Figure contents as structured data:
──────────────────────────────

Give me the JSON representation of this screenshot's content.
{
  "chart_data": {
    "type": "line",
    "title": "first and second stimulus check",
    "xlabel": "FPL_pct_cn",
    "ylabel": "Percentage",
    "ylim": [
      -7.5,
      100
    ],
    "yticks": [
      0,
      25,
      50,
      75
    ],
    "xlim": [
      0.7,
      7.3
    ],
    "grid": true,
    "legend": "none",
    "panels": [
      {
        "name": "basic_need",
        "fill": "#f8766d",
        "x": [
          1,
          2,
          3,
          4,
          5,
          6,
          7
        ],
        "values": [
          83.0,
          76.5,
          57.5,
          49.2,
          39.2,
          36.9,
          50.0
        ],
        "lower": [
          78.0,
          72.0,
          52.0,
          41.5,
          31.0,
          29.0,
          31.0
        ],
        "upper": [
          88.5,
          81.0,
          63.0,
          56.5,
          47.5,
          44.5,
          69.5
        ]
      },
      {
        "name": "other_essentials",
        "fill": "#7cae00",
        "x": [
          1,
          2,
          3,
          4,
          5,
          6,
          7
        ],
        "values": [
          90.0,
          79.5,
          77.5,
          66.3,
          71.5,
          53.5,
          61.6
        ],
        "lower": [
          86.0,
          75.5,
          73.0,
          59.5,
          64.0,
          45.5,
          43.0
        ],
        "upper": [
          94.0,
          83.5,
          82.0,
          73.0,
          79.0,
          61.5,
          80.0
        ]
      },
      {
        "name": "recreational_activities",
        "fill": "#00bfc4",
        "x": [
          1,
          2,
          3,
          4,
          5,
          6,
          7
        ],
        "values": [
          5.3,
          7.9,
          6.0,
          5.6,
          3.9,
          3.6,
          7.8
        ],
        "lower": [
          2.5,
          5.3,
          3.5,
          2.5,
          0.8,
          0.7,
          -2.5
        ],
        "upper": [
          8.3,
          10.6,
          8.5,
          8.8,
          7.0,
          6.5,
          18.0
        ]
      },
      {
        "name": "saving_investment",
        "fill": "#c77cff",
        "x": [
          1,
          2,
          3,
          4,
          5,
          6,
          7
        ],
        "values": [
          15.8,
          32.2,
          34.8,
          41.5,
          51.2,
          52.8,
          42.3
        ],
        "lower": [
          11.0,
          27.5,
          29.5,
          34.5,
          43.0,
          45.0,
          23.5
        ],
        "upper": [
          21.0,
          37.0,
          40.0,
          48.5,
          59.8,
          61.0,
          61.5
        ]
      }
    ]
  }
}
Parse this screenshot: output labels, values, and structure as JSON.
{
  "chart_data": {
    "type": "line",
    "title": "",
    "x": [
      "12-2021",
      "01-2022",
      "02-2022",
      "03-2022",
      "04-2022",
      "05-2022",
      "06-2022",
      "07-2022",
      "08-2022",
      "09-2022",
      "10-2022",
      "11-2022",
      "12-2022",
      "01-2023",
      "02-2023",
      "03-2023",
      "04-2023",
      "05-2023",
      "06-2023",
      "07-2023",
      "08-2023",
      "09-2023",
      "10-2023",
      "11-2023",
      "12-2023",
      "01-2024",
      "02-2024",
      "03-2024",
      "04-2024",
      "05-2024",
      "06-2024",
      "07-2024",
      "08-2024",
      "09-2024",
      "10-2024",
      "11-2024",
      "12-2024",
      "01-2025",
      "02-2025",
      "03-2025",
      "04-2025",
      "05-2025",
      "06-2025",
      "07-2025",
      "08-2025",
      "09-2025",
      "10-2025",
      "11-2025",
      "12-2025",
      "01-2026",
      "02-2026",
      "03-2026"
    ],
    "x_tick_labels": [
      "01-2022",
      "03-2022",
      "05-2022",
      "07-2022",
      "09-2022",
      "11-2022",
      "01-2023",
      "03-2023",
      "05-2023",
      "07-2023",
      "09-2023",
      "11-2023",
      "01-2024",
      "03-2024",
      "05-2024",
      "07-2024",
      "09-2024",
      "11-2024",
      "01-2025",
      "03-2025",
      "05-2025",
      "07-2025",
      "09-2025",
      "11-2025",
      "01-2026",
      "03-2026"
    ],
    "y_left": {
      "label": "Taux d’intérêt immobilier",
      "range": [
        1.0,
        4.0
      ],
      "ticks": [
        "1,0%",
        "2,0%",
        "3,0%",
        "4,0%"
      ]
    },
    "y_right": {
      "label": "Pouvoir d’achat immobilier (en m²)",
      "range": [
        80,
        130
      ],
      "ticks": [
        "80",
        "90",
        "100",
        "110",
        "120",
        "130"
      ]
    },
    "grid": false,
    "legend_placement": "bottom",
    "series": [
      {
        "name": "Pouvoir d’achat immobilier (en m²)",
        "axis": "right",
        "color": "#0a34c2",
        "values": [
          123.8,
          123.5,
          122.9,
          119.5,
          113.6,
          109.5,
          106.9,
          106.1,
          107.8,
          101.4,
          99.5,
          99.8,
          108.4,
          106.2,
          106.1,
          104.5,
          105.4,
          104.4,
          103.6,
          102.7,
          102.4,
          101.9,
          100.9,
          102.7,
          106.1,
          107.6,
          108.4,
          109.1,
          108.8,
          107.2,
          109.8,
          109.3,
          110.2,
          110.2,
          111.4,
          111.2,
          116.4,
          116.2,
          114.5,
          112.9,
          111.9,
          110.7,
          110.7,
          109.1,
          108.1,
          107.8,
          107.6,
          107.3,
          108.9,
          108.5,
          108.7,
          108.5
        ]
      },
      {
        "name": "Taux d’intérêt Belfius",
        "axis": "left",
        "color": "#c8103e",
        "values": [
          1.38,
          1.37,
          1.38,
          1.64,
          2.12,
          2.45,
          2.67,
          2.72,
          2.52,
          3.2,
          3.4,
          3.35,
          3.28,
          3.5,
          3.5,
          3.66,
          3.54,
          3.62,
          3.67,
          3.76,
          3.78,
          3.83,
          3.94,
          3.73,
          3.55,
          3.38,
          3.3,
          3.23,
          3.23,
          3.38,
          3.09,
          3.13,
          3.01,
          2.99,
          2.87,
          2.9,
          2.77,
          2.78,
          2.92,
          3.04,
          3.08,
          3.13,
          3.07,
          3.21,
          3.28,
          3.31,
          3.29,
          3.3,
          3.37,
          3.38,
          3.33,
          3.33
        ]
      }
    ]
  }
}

──────────────────────────────

From the entries above, copy each line holding "Pouvoir".

      "label": "Pouvoir d’achat immobilier (en m²)",
        "name": "Pouvoir d’achat immobilier (en m²)",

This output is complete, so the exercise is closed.